WHAT YOU NEED TO DO: Reproduce all of the data word for word.

Entries from a dataset:

#####

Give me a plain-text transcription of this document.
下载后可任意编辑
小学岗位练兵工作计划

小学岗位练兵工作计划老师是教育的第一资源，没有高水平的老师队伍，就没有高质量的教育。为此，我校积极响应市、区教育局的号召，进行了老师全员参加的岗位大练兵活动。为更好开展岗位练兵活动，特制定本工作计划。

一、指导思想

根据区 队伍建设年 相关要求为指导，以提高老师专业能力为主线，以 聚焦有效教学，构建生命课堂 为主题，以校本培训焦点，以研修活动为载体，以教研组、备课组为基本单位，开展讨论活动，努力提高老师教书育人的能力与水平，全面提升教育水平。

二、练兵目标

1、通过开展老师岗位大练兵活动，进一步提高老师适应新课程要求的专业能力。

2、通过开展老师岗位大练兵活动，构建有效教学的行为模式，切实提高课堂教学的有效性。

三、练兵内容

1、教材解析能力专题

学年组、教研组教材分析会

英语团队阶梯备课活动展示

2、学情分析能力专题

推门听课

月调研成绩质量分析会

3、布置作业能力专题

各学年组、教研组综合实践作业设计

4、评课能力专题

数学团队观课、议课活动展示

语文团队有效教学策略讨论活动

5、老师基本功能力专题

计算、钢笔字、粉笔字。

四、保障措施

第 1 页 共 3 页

#####

ANSWER IN FULL:
Give me a plain-text transcription of this document.
下载后可任意编辑
小学岗位练兵工作计划

小学岗位练兵工作计划老师是教育的第一资源，没有高水平的老师队伍，就没有高质量的教育。为此，我校积极响应市、区教育局的号召，进行了老师全员参加的岗位大练兵活动。为更好开展岗位练兵活动，特制定本工作计划。

一、指导思想

根据区 队伍建设年 相关要求为指导，以提高老师专业能力为主线，以 聚焦有效教学，构建生命课堂 为主题，以校本培训焦点，以研修活动为载体，以教研组、备课组为基本单位，开展讨论活动，努力提高老师教书育人的能力与水平，全面提升教育水平。

二、练兵目标

1、通过开展老师岗位大练兵活动，进一步提高老师适应新课程要求的专业能力。

2、通过开展老师岗位大练兵活动，构建有效教学的行为模式，切实提高课堂教学的有效性。

三、练兵内容

1、教材解析能力专题

学年组、教研组教材分析会

英语团队阶梯备课活动展示

2、学情分析能力专题

推门听课

月调研成绩质量分析会

3、布置作业能力专题

各学年组、教研组综合实践作业设计

4、评课能力专题

数学团队观课、议课活动展示

语文团队有效教学策略讨论活动

5、老师基本功能力专题

计算、钢笔字、粉笔字。

四、保障措施

第 1 页 共 3 页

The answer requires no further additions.